> _Data records_:
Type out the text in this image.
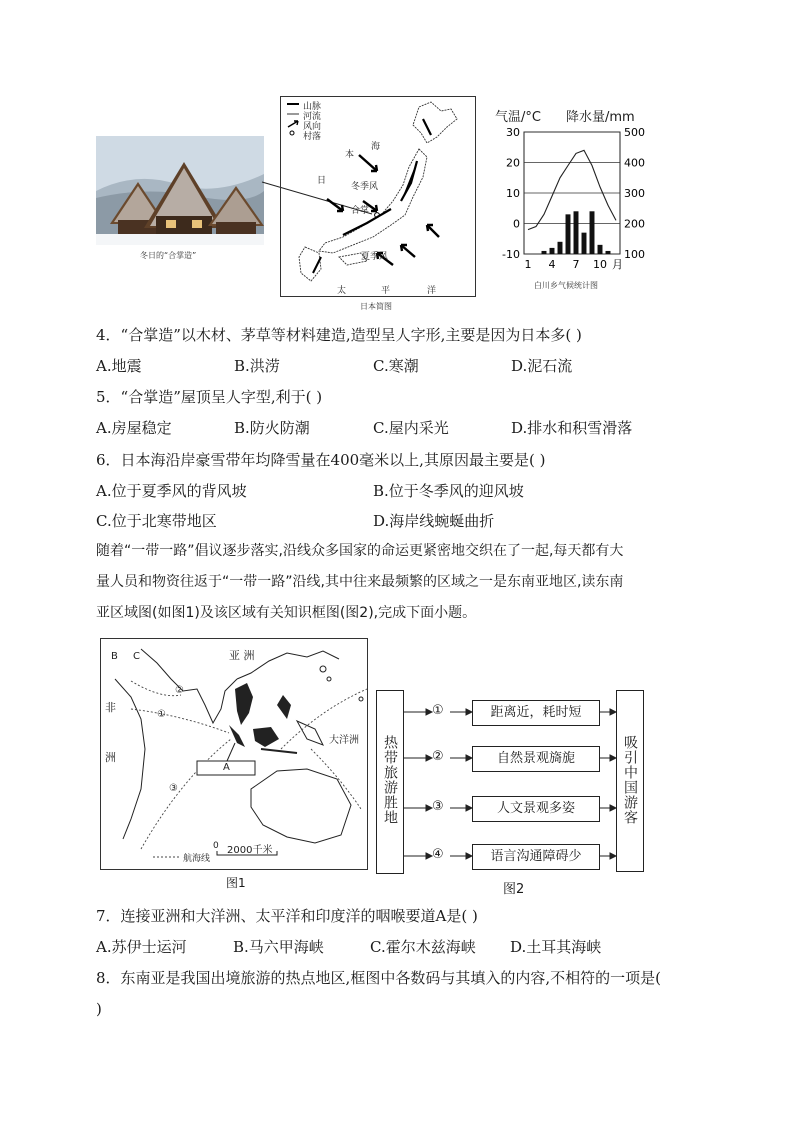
冬日的“合掌造”
山脉
河流
风向
村落
海
本
日
冬季风
合掌
夏季风
太	平	洋
日本简图
气温/°C 降水量/mm
30	500
20	400
10	300
0	200
-10	100
1 4 7 10 月
白川乡气候统计图
4．“合掌造”以木材、茅草等材料建造,造型呈人字形,主要是因为日本多( )
A.地震	B.洪涝	C.寒潮	D.泥石流
5．“合掌造”屋顶呈人字型,利于( )
A.房屋稳定	B.防火防潮	C.屋内采光	D.排水和积雪滑落
6．日本海沿岸豪雪带年均降雪量在400毫米以上,其原因最主要是( )
A.位于夏季风的背风坡	B.位于冬季风的迎风坡
C.位于北寒带地区	D.海岸线蜿蜒曲折
随着“一带一路”倡议逐步落实,沿线众多国家的命运更紧密地交织在了一起,每天都有大
量人员和物资往返于“一带一路”沿线,其中往来最频繁的区域之一是东南亚地区,读东南
亚区域图(如图1)及该区域有关知识框图(图2),完成下面小题。
B C	亚 洲
非
洲
大洋洲
A
②
①
③
航海线
0 2000千米
图1
热带旅游胜地	吸引中国游客
①
②
③
④
距离近，耗时短
自然景观旖旎
人文景观多姿
语言沟通障碍少
图2
7．连接亚洲和大洋洲、太平洋和印度洋的咽喉要道A是( )
A.苏伊士运河	B.马六甲海峡	C.霍尔木兹海峡 D.土耳其海峡
8．东南亚是我国出境旅游的热点地区,框图中各数码与其填入的内容,不相符的一项是(
)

> _DESCRIPTION OF THE TASK_: Scan the entries above for the word "一带一路" and collect each line holding it.

> _ANSWER TO THIS PROBLEM_:
随着“一带一路”倡议逐步落实,沿线众多国家的命运更紧密地交织在了一起,每天都有大
量人员和物资往返于“一带一路”沿线,其中往来最频繁的区域之一是东南亚地区,读东南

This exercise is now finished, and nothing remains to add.